begin
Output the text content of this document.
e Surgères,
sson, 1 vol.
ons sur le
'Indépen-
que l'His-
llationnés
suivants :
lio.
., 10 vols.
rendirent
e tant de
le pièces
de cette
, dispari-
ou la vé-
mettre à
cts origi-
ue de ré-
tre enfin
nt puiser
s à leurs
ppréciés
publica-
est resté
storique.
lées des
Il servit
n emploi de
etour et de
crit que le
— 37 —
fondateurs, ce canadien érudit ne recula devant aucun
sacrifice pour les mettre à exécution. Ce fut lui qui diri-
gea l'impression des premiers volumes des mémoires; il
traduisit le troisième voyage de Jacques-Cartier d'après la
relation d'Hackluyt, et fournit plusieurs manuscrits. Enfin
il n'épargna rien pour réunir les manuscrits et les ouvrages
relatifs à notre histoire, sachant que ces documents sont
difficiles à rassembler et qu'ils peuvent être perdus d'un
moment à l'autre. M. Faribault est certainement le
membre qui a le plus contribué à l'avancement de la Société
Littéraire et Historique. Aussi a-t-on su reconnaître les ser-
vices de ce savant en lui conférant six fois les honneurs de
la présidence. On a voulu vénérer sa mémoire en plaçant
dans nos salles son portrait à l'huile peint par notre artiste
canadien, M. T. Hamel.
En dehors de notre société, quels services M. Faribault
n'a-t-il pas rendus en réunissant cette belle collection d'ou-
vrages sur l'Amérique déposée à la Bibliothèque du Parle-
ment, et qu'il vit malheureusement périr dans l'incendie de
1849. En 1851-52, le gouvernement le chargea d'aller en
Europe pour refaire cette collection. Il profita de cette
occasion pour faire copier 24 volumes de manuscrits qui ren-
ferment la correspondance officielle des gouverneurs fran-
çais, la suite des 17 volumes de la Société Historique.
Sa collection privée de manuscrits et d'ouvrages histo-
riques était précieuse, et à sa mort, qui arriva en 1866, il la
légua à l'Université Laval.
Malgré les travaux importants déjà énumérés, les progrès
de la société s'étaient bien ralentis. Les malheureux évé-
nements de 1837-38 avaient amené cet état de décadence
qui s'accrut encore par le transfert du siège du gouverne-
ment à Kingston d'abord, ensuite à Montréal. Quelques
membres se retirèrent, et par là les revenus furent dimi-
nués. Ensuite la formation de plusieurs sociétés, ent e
end
### Description of the task
Search the preceding listing for "Faribault" and extract every line where it is found.

### Answer to the problem
moment à l'autre. M. Faribault est certainement le
En dehors de notre société, quels services M. Faribault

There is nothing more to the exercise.